▶ _WHAT IS NEEDED_
Copy each line below that contains "Pasó".

▶ _DATA PROVIDED_
◆ ◆ ◆ ◆ ◆ ◆ ◆

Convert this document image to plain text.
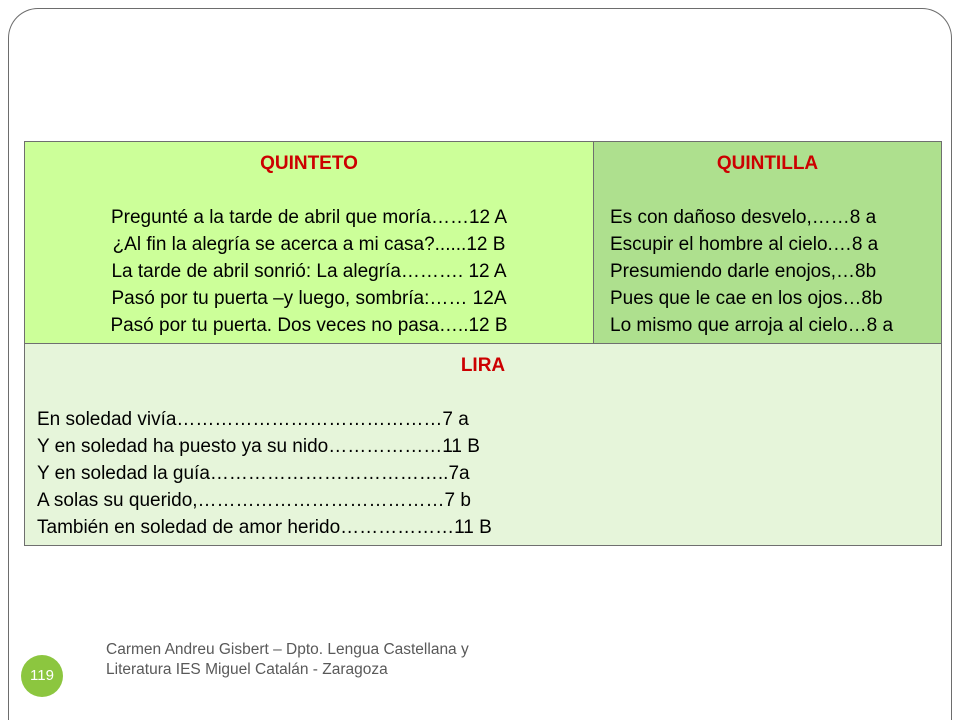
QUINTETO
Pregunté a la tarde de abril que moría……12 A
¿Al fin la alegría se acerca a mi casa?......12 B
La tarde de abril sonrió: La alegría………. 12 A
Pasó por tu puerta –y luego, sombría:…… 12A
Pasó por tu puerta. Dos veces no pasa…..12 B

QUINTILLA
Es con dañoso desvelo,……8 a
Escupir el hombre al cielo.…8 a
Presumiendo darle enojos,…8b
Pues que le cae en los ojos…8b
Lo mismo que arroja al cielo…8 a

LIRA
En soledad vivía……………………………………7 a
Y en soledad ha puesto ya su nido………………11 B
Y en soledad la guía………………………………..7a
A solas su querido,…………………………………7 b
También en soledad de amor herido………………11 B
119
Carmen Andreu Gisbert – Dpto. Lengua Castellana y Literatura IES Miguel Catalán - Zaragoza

◆ ◆ ◆ ◆ ◆ ◆ ◆

▶ _EXPECTED OUTPUT_
Pasó por tu puerta –y luego, sombría:…… 12A
Pasó por tu puerta. Dos veces no pasa…..12 B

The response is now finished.